[Requirement]:
In the entries below, count every line with the word "словом". Return only the count.

[Source data]
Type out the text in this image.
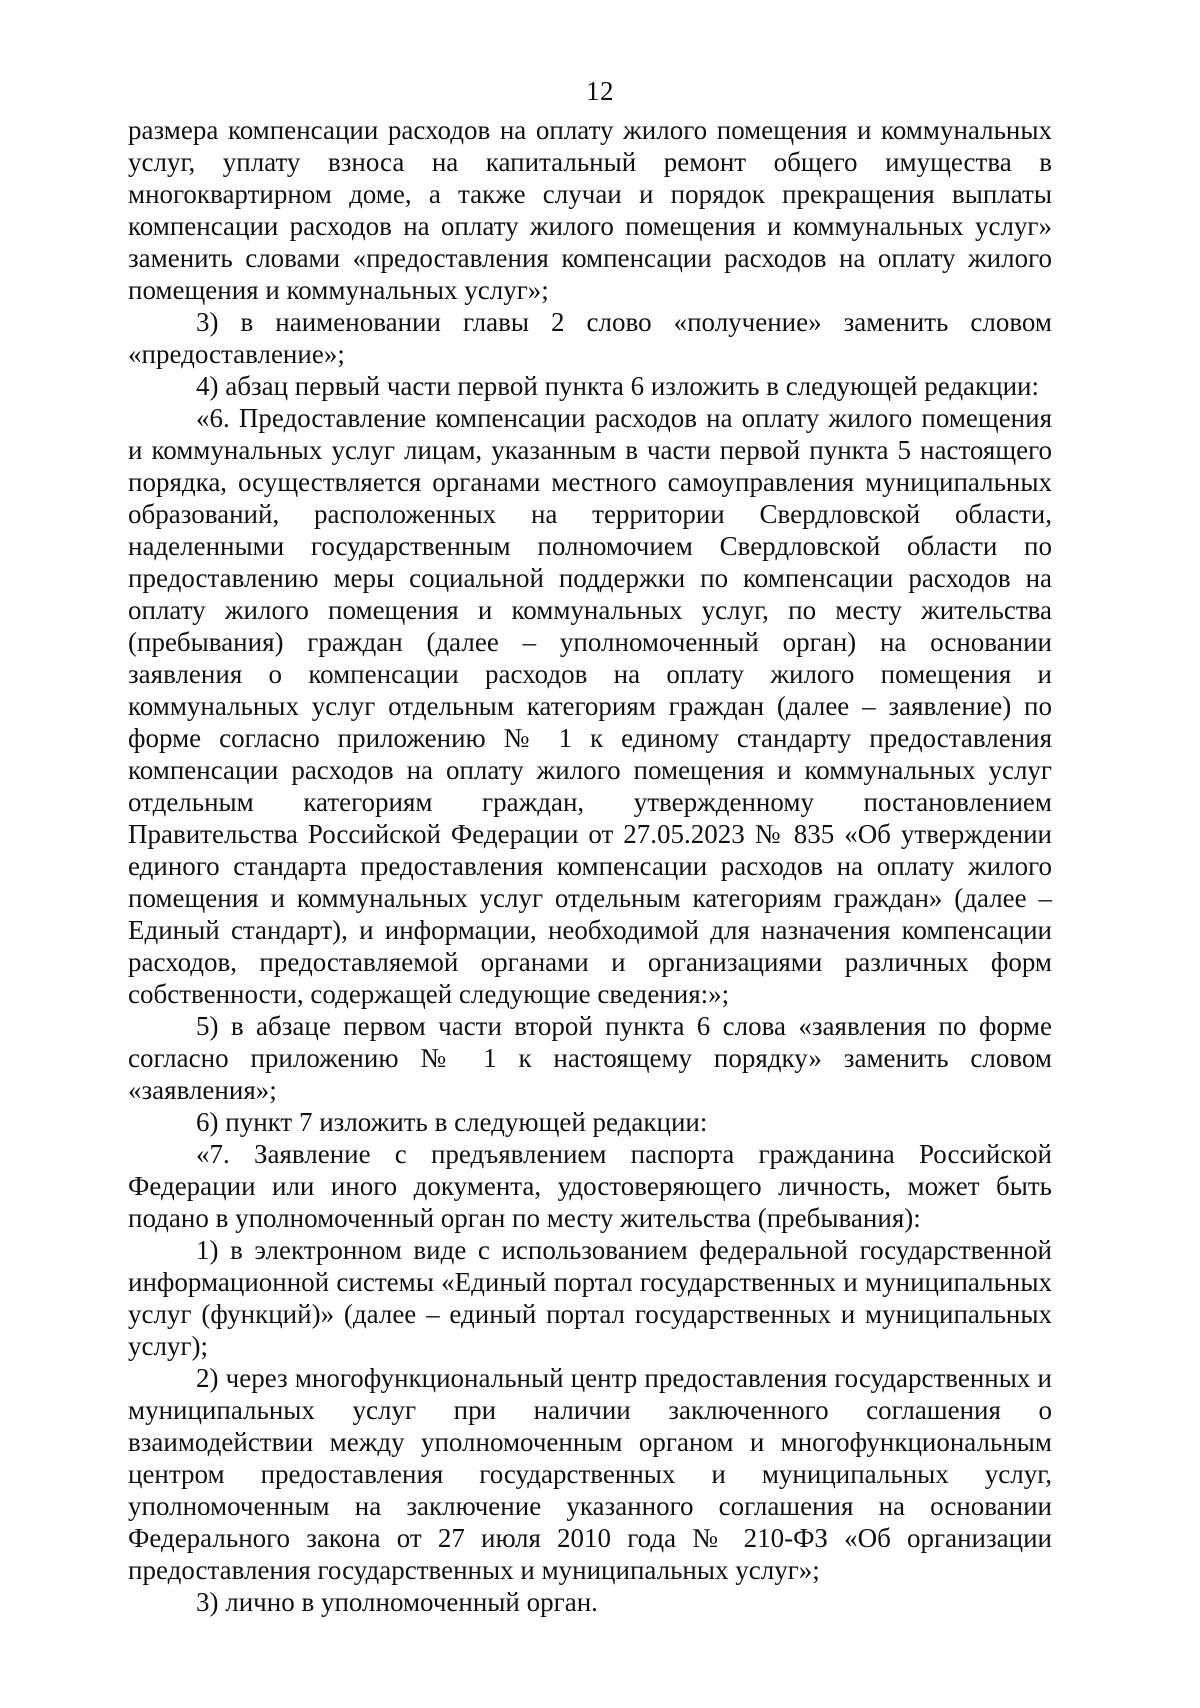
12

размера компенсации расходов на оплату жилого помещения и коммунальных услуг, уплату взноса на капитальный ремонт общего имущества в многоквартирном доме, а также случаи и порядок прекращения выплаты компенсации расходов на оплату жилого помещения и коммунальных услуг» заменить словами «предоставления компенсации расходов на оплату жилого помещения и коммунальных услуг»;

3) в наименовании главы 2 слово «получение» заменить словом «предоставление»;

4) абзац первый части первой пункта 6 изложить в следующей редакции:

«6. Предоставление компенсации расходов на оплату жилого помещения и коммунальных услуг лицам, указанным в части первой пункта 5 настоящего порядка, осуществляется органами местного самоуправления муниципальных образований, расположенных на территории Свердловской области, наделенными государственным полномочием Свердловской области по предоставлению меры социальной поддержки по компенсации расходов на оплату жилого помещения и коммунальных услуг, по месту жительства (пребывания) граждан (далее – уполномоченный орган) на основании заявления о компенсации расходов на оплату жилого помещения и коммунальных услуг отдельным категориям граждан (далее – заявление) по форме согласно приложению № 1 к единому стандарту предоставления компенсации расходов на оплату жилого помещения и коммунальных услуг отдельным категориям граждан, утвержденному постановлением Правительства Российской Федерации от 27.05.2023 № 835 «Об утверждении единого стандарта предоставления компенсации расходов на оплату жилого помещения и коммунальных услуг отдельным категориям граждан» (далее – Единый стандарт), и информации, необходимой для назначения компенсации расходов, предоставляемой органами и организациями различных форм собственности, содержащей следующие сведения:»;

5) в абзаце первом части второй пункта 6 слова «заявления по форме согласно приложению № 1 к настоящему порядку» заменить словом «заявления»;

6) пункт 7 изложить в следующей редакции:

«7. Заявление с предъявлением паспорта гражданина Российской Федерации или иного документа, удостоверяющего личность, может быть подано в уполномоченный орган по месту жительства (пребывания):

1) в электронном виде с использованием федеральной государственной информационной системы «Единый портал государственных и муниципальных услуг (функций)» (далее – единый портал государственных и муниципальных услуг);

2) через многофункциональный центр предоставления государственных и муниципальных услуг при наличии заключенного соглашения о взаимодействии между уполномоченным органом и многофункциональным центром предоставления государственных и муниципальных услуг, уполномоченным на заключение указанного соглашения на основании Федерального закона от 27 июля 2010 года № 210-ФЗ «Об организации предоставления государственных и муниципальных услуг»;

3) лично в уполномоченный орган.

[Output for this exercise]:
2